(EXERCISE GOAL) Return the full material exactly.

(DATA EXCERPTS)
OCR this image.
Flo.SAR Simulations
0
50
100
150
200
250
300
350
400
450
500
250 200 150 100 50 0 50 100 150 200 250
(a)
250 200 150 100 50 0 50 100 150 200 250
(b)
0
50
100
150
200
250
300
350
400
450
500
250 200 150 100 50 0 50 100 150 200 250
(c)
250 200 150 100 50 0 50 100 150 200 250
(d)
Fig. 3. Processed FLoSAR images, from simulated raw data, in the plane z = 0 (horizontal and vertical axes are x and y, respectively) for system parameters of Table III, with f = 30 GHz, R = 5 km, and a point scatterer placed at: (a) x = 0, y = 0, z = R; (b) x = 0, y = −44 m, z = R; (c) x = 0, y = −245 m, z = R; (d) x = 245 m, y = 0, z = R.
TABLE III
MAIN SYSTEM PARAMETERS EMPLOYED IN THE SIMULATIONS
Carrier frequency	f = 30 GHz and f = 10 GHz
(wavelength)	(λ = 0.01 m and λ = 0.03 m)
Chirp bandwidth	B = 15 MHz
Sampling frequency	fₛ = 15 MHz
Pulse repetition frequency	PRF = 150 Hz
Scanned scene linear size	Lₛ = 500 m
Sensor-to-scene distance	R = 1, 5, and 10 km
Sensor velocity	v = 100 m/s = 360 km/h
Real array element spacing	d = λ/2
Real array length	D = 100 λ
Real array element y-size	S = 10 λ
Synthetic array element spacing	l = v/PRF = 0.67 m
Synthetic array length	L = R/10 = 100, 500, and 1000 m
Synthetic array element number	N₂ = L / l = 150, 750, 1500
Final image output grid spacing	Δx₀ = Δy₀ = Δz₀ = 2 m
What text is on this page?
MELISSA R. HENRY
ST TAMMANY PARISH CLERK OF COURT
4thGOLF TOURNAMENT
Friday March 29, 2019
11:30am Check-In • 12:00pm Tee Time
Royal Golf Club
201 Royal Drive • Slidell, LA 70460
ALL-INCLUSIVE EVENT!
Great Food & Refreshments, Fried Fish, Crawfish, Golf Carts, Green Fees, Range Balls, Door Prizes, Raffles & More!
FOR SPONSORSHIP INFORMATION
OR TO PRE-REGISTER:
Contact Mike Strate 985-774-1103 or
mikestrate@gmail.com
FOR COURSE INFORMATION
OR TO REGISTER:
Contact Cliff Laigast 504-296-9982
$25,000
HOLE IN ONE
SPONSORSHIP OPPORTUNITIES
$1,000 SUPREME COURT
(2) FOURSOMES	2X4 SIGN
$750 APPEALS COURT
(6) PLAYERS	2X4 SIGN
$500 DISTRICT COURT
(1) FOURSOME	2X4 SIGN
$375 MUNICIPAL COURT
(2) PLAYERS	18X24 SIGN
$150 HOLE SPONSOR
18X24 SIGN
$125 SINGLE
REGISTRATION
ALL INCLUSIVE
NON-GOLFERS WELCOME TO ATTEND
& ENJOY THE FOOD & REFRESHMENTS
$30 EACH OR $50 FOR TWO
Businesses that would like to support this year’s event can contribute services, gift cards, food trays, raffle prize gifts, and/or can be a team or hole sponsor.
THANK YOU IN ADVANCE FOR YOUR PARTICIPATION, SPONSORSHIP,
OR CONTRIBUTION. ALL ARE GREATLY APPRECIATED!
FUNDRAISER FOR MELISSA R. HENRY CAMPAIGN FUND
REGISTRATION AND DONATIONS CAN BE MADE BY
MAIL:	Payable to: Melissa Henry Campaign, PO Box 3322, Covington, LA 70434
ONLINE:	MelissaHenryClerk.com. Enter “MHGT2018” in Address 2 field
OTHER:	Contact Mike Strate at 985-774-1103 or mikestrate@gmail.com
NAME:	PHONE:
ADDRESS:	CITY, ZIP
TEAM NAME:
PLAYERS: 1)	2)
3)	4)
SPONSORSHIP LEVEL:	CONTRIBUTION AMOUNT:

(SOLUTION FOR THIS PROBLEM)
OCR this image.
Flo.SAR Simulations
0
50
100
150
200
250
300
350
400
450
500
250 200 150 100 50 0 50 100 150 200 250
(a)
250 200 150 100 50 0 50 100 150 200 250
(b)
0
50
100
150
200
250
300
350
400
450
500
250 200 150 100 50 0 50 100 150 200 250
(c)
250 200 150 100 50 0 50 100 150 200 250
(d)
Fig. 3. Processed FLoSAR images, from simulated raw data, in the plane z = 0 (horizontal and vertical axes are x and y, respectively) for system parameters of Table III, with f = 30 GHz, R = 5 km, and a point scatterer placed at: (a) x = 0, y = 0, z = R; (b) x = 0, y = −44 m, z = R; (c) x = 0, y = −245 m, z = R; (d) x = 245 m, y = 0, z = R.
TABLE III
MAIN SYSTEM PARAMETERS EMPLOYED IN THE SIMULATIONS
Carrier frequency	f = 30 GHz and f = 10 GHz
(wavelength)	(λ = 0.01 m and λ = 0.03 m)
Chirp bandwidth	B = 15 MHz
Sampling frequency	fₛ = 15 MHz
Pulse repetition frequency	PRF = 150 Hz
Scanned scene linear size	Lₛ = 500 m
Sensor-to-scene distance	R = 1, 5, and 10 km
Sensor velocity	v = 100 m/s = 360 km/h
Real array element spacing	d = λ/2
Real array length	D = 100 λ
Real array element y-size	S = 10 λ
Synthetic array element spacing	l = v/PRF = 0.67 m
Synthetic array length	L = R/10 = 100, 500, and 1000 m
Synthetic array element number	N₂ = L / l = 150, 750, 1500
Final image output grid spacing	Δx₀ = Δy₀ = Δz₀ = 2 m
What text is on this page?
MELISSA R. HENRY
ST TAMMANY PARISH CLERK OF COURT
4thGOLF TOURNAMENT
Friday March 29, 2019
11:30am Check-In • 12:00pm Tee Time
Royal Golf Club
201 Royal Drive • Slidell, LA 70460
ALL-INCLUSIVE EVENT!
Great Food & Refreshments, Fried Fish, Crawfish, Golf Carts, Green Fees, Range Balls, Door Prizes, Raffles & More!
FOR SPONSORSHIP INFORMATION
OR TO PRE-REGISTER:
Contact Mike Strate 985-774-1103 or
mikestrate@gmail.com
FOR COURSE INFORMATION
OR TO REGISTER:
Contact Cliff Laigast 504-296-9982
$25,000
HOLE IN ONE
SPONSORSHIP OPPORTUNITIES
$1,000 SUPREME COURT
(2) FOURSOMES	2X4 SIGN
$750 APPEALS COURT
(6) PLAYERS	2X4 SIGN
$500 DISTRICT COURT
(1) FOURSOME	2X4 SIGN
$375 MUNICIPAL COURT
(2) PLAYERS	18X24 SIGN
$150 HOLE SPONSOR
18X24 SIGN
$125 SINGLE
REGISTRATION
ALL INCLUSIVE
NON-GOLFERS WELCOME TO ATTEND
& ENJOY THE FOOD & REFRESHMENTS
$30 EACH OR $50 FOR TWO
Businesses that would like to support this year’s event can contribute services, gift cards, food trays, raffle prize gifts, and/or can be a team or hole sponsor.
THANK YOU IN ADVANCE FOR YOUR PARTICIPATION, SPONSORSHIP,
OR CONTRIBUTION. ALL ARE GREATLY APPRECIATED!
FUNDRAISER FOR MELISSA R. HENRY CAMPAIGN FUND
REGISTRATION AND DONATIONS CAN BE MADE BY
MAIL:	Payable to: Melissa Henry Campaign, PO Box 3322, Covington, LA 70434
ONLINE:	MelissaHenryClerk.com. Enter “MHGT2018” in Address 2 field
OTHER:	Contact Mike Strate at 985-774-1103 or mikestrate@gmail.com
NAME:	PHONE:
ADDRESS:	CITY, ZIP
TEAM NAME:
PLAYERS: 1)	2)
3)	4)
SPONSORSHIP LEVEL:	CONTRIBUTION AMOUNT:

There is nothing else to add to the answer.